§ **Task description**: Extract and list every line that contains the word "Erlaube".

§ **Materials provided**:
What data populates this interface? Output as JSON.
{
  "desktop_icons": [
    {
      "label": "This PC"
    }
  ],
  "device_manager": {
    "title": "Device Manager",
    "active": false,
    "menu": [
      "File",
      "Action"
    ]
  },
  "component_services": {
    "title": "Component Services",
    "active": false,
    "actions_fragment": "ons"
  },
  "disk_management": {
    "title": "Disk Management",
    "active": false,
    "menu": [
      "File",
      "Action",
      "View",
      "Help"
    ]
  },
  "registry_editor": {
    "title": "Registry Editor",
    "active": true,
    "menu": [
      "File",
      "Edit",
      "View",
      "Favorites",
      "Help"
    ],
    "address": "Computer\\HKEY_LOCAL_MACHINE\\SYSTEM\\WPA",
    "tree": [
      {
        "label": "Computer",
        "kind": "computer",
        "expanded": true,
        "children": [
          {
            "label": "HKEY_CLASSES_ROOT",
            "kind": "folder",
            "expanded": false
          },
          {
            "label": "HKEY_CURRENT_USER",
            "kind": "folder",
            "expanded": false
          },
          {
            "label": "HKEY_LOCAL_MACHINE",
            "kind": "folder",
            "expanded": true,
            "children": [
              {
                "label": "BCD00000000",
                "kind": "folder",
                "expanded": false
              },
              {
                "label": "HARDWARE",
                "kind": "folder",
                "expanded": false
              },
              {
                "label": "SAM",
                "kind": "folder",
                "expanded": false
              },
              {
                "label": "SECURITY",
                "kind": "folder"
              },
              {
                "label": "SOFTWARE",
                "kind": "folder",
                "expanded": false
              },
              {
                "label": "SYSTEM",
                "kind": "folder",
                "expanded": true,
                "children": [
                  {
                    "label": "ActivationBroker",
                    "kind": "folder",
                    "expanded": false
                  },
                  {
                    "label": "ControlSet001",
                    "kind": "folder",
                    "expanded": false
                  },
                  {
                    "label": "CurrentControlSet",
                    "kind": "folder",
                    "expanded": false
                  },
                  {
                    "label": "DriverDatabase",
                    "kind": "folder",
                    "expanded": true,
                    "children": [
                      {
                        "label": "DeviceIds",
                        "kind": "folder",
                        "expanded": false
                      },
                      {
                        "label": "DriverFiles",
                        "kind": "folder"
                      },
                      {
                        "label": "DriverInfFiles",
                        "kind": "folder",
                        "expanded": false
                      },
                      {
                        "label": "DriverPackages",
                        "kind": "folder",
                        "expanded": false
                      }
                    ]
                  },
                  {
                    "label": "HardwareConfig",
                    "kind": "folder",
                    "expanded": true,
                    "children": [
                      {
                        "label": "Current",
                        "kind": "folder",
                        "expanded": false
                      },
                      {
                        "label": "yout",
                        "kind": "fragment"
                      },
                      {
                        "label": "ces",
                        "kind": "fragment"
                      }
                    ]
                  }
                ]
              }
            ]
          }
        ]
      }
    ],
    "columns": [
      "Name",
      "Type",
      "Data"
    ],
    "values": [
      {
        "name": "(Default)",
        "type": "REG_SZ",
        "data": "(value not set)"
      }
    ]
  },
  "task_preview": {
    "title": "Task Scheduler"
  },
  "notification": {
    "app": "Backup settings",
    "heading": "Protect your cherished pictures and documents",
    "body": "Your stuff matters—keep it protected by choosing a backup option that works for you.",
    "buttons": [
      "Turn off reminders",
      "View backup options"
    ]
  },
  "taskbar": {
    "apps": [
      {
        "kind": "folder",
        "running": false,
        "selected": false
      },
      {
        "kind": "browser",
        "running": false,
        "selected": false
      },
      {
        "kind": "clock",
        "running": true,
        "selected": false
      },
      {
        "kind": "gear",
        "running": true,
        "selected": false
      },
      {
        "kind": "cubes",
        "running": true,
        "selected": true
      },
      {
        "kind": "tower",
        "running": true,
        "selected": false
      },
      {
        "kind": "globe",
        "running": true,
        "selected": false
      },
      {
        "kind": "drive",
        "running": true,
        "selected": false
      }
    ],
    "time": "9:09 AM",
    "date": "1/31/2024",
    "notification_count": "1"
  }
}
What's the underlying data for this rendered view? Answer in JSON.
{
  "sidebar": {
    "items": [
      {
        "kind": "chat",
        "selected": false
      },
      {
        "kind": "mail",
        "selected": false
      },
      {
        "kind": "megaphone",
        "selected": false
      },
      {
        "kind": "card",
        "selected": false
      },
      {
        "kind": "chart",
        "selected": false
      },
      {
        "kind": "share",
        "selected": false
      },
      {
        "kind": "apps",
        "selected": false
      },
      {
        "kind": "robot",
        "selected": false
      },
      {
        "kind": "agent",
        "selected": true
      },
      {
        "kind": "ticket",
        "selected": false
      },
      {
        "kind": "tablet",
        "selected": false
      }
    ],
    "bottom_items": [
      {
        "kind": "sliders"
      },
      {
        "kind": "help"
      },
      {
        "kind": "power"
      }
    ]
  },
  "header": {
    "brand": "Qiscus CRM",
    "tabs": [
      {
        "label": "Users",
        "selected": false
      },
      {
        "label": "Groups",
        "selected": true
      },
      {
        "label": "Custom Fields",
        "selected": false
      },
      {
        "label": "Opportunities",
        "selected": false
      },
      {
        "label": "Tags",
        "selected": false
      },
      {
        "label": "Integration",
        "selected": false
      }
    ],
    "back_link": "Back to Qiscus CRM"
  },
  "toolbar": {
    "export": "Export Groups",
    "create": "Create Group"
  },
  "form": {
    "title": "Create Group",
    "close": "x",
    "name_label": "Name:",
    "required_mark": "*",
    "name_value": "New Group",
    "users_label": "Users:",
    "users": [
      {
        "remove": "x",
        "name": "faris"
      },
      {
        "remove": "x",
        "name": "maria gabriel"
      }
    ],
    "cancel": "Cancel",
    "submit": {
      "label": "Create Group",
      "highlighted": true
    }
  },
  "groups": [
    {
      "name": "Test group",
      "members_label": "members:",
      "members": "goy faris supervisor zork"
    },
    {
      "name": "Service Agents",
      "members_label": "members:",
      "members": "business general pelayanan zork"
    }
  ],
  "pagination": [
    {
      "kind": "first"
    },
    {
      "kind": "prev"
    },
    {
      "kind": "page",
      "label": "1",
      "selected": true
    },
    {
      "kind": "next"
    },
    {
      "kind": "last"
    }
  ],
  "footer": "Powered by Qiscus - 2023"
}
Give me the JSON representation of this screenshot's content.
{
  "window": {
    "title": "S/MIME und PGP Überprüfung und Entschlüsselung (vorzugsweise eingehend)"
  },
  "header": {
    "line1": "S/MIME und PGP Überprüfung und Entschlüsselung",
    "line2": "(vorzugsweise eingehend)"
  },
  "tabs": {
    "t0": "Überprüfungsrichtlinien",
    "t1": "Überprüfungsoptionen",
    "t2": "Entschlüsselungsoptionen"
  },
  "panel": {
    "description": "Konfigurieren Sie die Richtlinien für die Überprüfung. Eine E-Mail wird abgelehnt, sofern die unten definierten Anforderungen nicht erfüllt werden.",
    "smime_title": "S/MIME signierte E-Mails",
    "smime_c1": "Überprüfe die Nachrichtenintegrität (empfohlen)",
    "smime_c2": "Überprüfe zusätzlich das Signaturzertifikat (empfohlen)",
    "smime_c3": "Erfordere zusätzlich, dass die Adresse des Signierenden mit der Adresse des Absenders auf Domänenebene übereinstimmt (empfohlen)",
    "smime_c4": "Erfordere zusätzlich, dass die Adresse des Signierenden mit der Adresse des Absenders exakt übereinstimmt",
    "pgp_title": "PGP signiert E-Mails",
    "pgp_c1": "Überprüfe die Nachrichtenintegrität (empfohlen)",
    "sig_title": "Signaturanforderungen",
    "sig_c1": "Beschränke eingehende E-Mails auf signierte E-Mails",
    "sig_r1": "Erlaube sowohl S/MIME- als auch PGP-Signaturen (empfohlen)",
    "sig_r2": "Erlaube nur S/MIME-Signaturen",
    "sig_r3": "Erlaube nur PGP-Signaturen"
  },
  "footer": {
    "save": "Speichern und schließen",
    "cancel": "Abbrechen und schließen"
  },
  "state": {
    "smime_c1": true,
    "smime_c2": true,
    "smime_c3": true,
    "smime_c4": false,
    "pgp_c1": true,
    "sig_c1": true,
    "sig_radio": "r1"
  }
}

§ **Complete answer**:
    "sig_r1": "Erlaube sowohl S/MIME- als auch PGP-Signaturen (empfohlen)",
    "sig_r2": "Erlaube nur S/MIME-Signaturen",
    "sig_r3": "Erlaube nur PGP-Signaturen"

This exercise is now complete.